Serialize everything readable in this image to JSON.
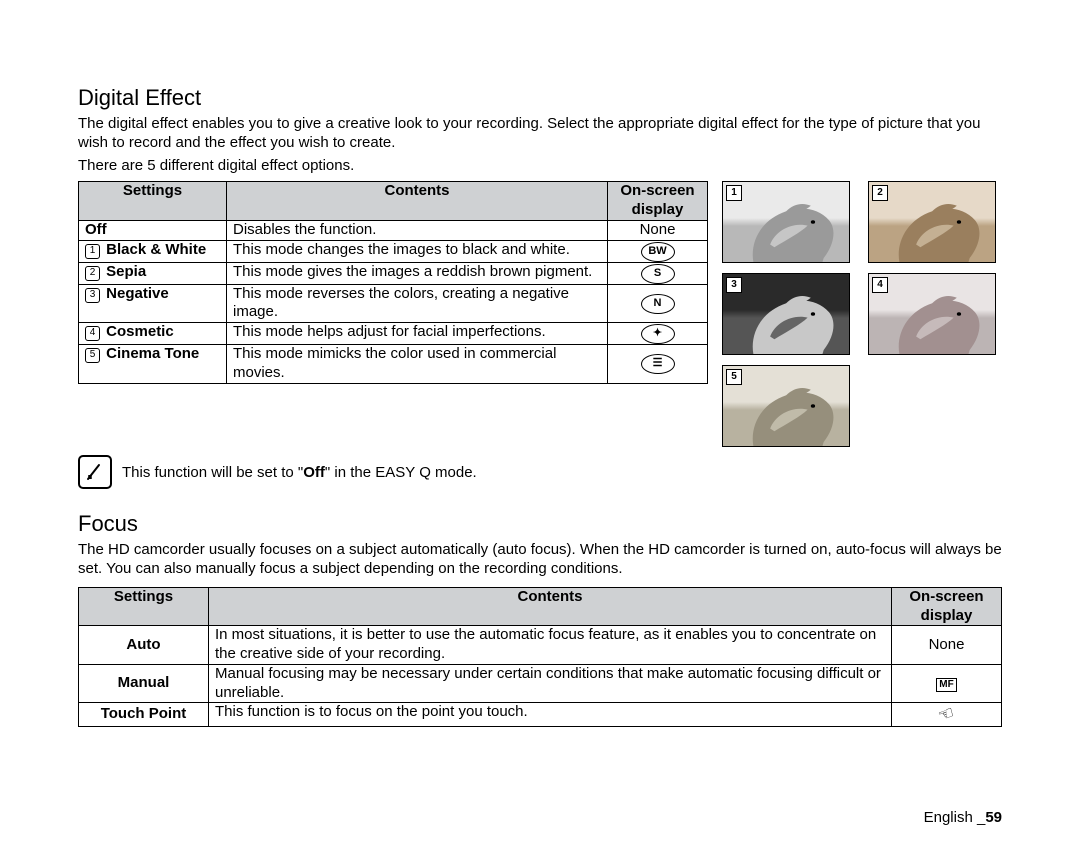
{
  "digitalEffect": {
    "title": "Digital Effect",
    "intro": "The digital effect enables you to give a creative look to your recording. Select the appropriate digital effect for the type of picture that you wish to record and the effect you wish to create.",
    "subline": "There are 5 different digital effect options.",
    "headers": {
      "settings": "Settings",
      "contents": "Contents",
      "display": "On-screen display"
    },
    "rows": [
      {
        "num": "",
        "setting": "Off",
        "contents": "Disables the function.",
        "display_text": "None",
        "icon": ""
      },
      {
        "num": "1",
        "setting": "Black & White",
        "contents": "This mode changes the images to black and white.",
        "display_text": "",
        "icon": "BW"
      },
      {
        "num": "2",
        "setting": "Sepia",
        "contents": "This mode gives the images a reddish brown pigment.",
        "display_text": "",
        "icon": "S"
      },
      {
        "num": "3",
        "setting": "Negative",
        "contents": "This mode reverses the colors, creating a negative image.",
        "display_text": "",
        "icon": "N"
      },
      {
        "num": "4",
        "setting": "Cosmetic",
        "contents": "This mode helps adjust for facial imperfections.",
        "display_text": "",
        "icon": "✦"
      },
      {
        "num": "5",
        "setting": "Cinema Tone",
        "contents": "This mode mimicks the color used in commercial movies.",
        "display_text": "",
        "icon": "☰"
      }
    ],
    "note_pre": "This function will be set to \"",
    "note_bold": "Off",
    "note_post": "\" in the EASY Q mode.",
    "thumbs": {
      "badges": [
        "1",
        "2",
        "3",
        "4",
        "5"
      ],
      "styles": [
        {
          "bg_top": "#eaeaea",
          "bg_bot": "#b8b8b8",
          "body": "#9a9a9a",
          "hi": "#d8d8d8"
        },
        {
          "bg_top": "#e6d9c8",
          "bg_bot": "#bba383",
          "body": "#9a7f5e",
          "hi": "#d6c4aa"
        },
        {
          "bg_top": "#2a2a2a",
          "bg_bot": "#555555",
          "body": "#c8c8c8",
          "hi": "#3a3a3a"
        },
        {
          "bg_top": "#e9e4e4",
          "bg_bot": "#bcb4b4",
          "body": "#a29090",
          "hi": "#d6cccc"
        },
        {
          "bg_top": "#e4e0d6",
          "bg_bot": "#b8b2a0",
          "body": "#968f7c",
          "hi": "#d2cdbc"
        }
      ]
    }
  },
  "focus": {
    "title": "Focus",
    "intro": "The HD camcorder usually focuses on a subject automatically (auto focus). When the HD camcorder is turned on, auto-focus will always be set. You can also manually focus a subject depending on the recording conditions.",
    "headers": {
      "settings": "Settings",
      "contents": "Contents",
      "display": "On-screen display"
    },
    "rows": [
      {
        "setting": "Auto",
        "contents": "In most situations, it is better to use the automatic focus feature, as it enables you to concentrate on the creative side of your recording.",
        "display_text": "None",
        "icon_type": "none"
      },
      {
        "setting": "Manual",
        "contents": "Manual focusing may be necessary under certain conditions that make automatic focusing difficult or unreliable.",
        "display_text": "",
        "icon_type": "mf"
      },
      {
        "setting": "Touch Point",
        "contents": "This function is to focus on the point you touch.",
        "display_text": "",
        "icon_type": "hand"
      }
    ]
  },
  "footer": {
    "lang": "English",
    "sep": "_",
    "page": "59"
  }
}
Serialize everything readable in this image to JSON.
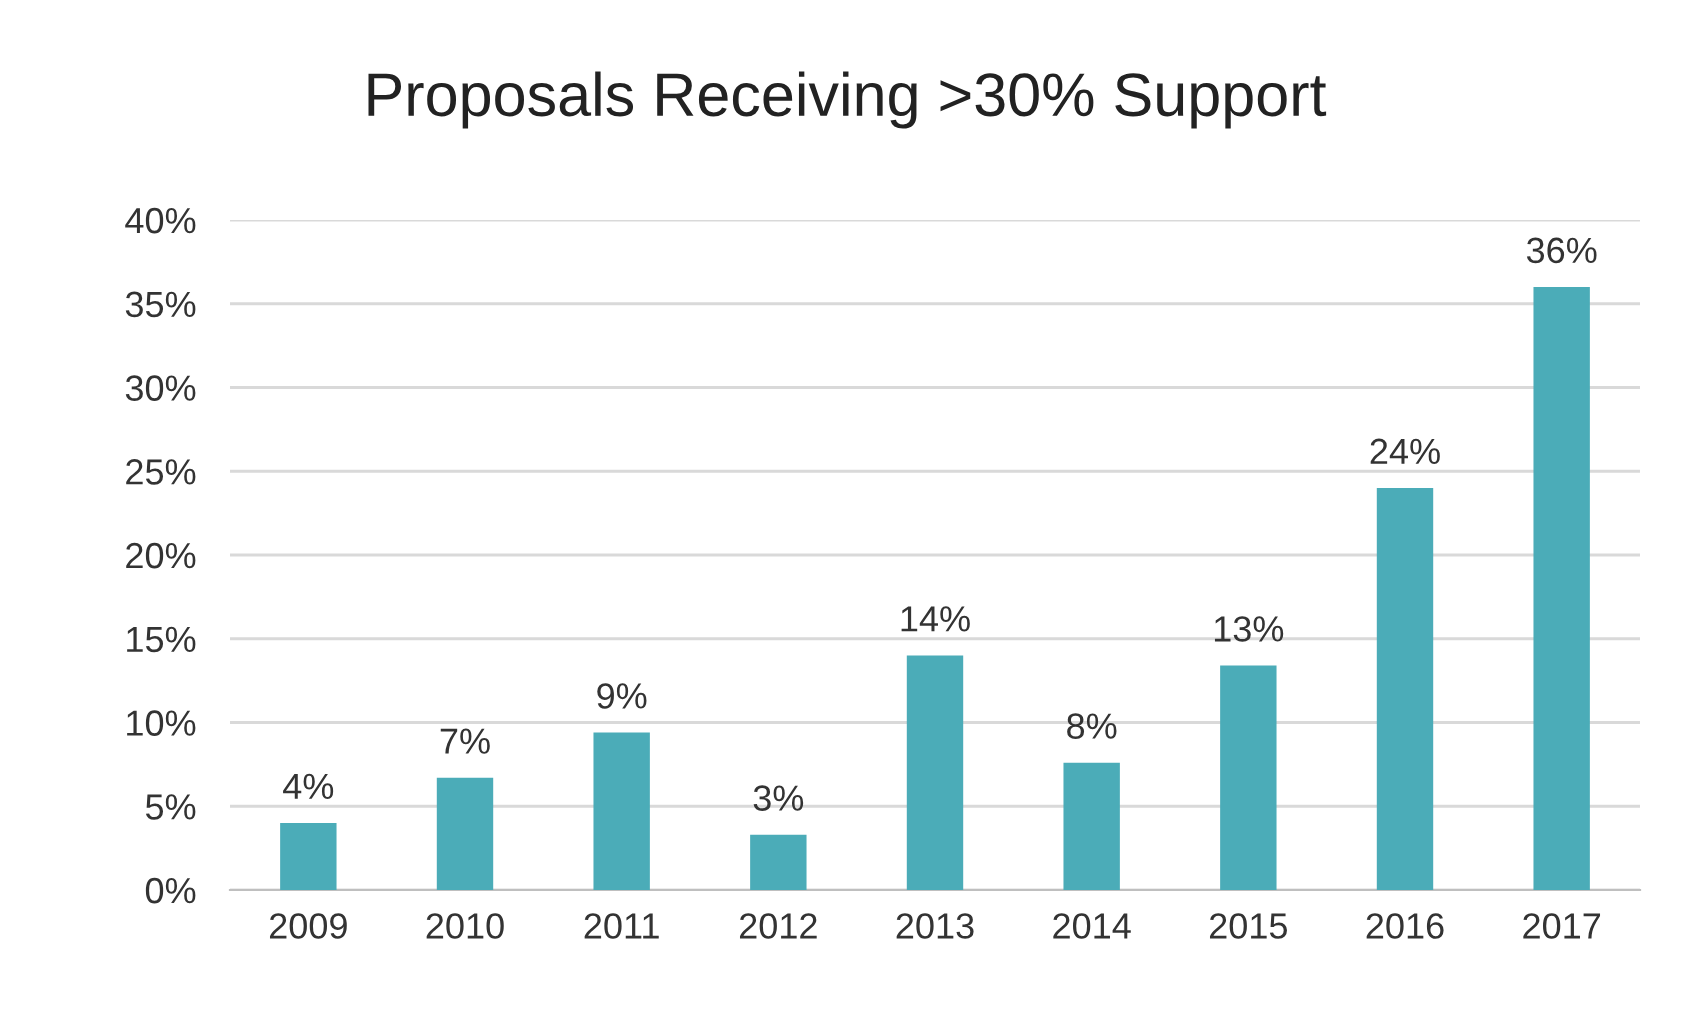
{
  "chart_data": {
    "type": "bar",
    "title": "Proposals Receiving >30% Support",
    "categories": [
      "2009",
      "2010",
      "2011",
      "2012",
      "2013",
      "2014",
      "2015",
      "2016",
      "2017"
    ],
    "values": [
      4,
      6.7,
      9.4,
      3.3,
      14,
      7.6,
      13.4,
      24,
      36
    ],
    "value_labels": [
      "4%",
      "7%",
      "9%",
      "3%",
      "14%",
      "8%",
      "13%",
      "24%",
      "36%"
    ],
    "color": "#4bacb8",
    "ylim": [
      0,
      40
    ],
    "yticks": [
      {
        "value": 0,
        "label": "0%"
      },
      {
        "value": 5,
        "label": "5%"
      },
      {
        "value": 10,
        "label": "10%"
      },
      {
        "value": 15,
        "label": "15%"
      },
      {
        "value": 20,
        "label": "20%"
      },
      {
        "value": 25,
        "label": "25%"
      },
      {
        "value": 30,
        "label": "30%"
      },
      {
        "value": 35,
        "label": "35%"
      },
      {
        "value": 40,
        "label": "40%"
      }
    ],
    "grid": "y"
  }
}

**Requirement**.
Send back the data above word for word, with the pictures left out.

**Full response**.
Serialize everything readable in this image to JSON.
{
  "digitalEffect": {
    "title": "Digital Effect",
    "intro": "The digital effect enables you to give a creative look to your recording. Select the appropriate digital effect for the type of picture that you wish to record and the effect you wish to create.",
    "subline": "There are 5 different digital effect options.",
    "headers": {
      "settings": "Settings",
      "contents": "Contents",
      "display": "On-screen display"
    },
    "rows": [
      {
        "num": "",
        "setting": "Off",
        "contents": "Disables the function.",
        "display_text": "None",
        "icon": ""
      },
      {
        "num": "1",
        "setting": "Black & White",
        "contents": "This mode changes the images to black and white.",
        "display_text": "",
        "icon": "BW"
      },
      {
        "num": "2",
        "setting": "Sepia",
        "contents": "This mode gives the images a reddish brown pigment.",
        "display_text": "",
        "icon": "S"
      },
      {
        "num": "3",
        "setting": "Negative",
        "contents": "This mode reverses the colors, creating a negative image.",
        "display_text": "",
        "icon": "N"
      },
      {
        "num": "4",
        "setting": "Cosmetic",
        "contents": "This mode helps adjust for facial imperfections.",
        "display_text": "",
        "icon": "✦"
      },
      {
        "num": "5",
        "setting": "Cinema Tone",
        "contents": "This mode mimicks the color used in commercial movies.",
        "display_text": "",
        "icon": "☰"
      }
    ],
    "note_pre": "This function will be set to \"",
    "note_bold": "Off",
    "note_post": "\" in the EASY Q mode.",
    "thumbs": {
      "badges": [
        "1",
        "2",
        "3",
        "4",
        "5"
      ],
      "styles": [
        {
          "bg_top": "#eaeaea",
          "bg_bot": "#b8b8b8",
          "body": "#9a9a9a",
          "hi": "#d8d8d8"
        },
        {
          "bg_top": "#e6d9c8",
          "bg_bot": "#bba383",
          "body": "#9a7f5e",
          "hi": "#d6c4aa"
        },
        {
          "bg_top": "#2a2a2a",
          "bg_bot": "#555555",
          "body": "#c8c8c8",
          "hi": "#3a3a3a"
        },
        {
          "bg_top": "#e9e4e4",
          "bg_bot": "#bcb4b4",
          "body": "#a29090",
          "hi": "#d6cccc"
        },
        {
          "bg_top": "#e4e0d6",
          "bg_bot": "#b8b2a0",
          "body": "#968f7c",
          "hi": "#d2cdbc"
        }
      ]
    }
  },
  "focus": {
    "title": "Focus",
    "intro": "The HD camcorder usually focuses on a subject automatically (auto focus). When the HD camcorder is turned on, auto-focus will always be set. You can also manually focus a subject depending on the recording conditions.",
    "headers": {
      "settings": "Settings",
      "contents": "Contents",
      "display": "On-screen display"
    },
    "rows": [
      {
        "setting": "Auto",
        "contents": "In most situations, it is better to use the automatic focus feature, as it enables you to concentrate on the creative side of your recording.",
        "display_text": "None",
        "icon_type": "none"
      },
      {
        "setting": "Manual",
        "contents": "Manual focusing may be necessary under certain conditions that make automatic focusing difficult or unreliable.",
        "display_text": "",
        "icon_type": "mf"
      },
      {
        "setting": "Touch Point",
        "contents": "This function is to focus on the point you touch.",
        "display_text": "",
        "icon_type": "hand"
      }
    ]
  },
  "footer": {
    "lang": "English",
    "sep": "_",
    "page": "59"
  }
}
Serialize everything readable in this image to JSON.
{
  "chart_data": {
    "type": "bar",
    "title": "Proposals Receiving >30% Support",
    "categories": [
      "2009",
      "2010",
      "2011",
      "2012",
      "2013",
      "2014",
      "2015",
      "2016",
      "2017"
    ],
    "values": [
      4,
      6.7,
      9.4,
      3.3,
      14,
      7.6,
      13.4,
      24,
      36
    ],
    "value_labels": [
      "4%",
      "7%",
      "9%",
      "3%",
      "14%",
      "8%",
      "13%",
      "24%",
      "36%"
    ],
    "color": "#4bacb8",
    "ylim": [
      0,
      40
    ],
    "yticks": [
      {
        "value": 0,
        "label": "0%"
      },
      {
        "value": 5,
        "label": "5%"
      },
      {
        "value": 10,
        "label": "10%"
      },
      {
        "value": 15,
        "label": "15%"
      },
      {
        "value": 20,
        "label": "20%"
      },
      {
        "value": 25,
        "label": "25%"
      },
      {
        "value": 30,
        "label": "30%"
      },
      {
        "value": 35,
        "label": "35%"
      },
      {
        "value": 40,
        "label": "40%"
      }
    ],
    "grid": "y"
  }
}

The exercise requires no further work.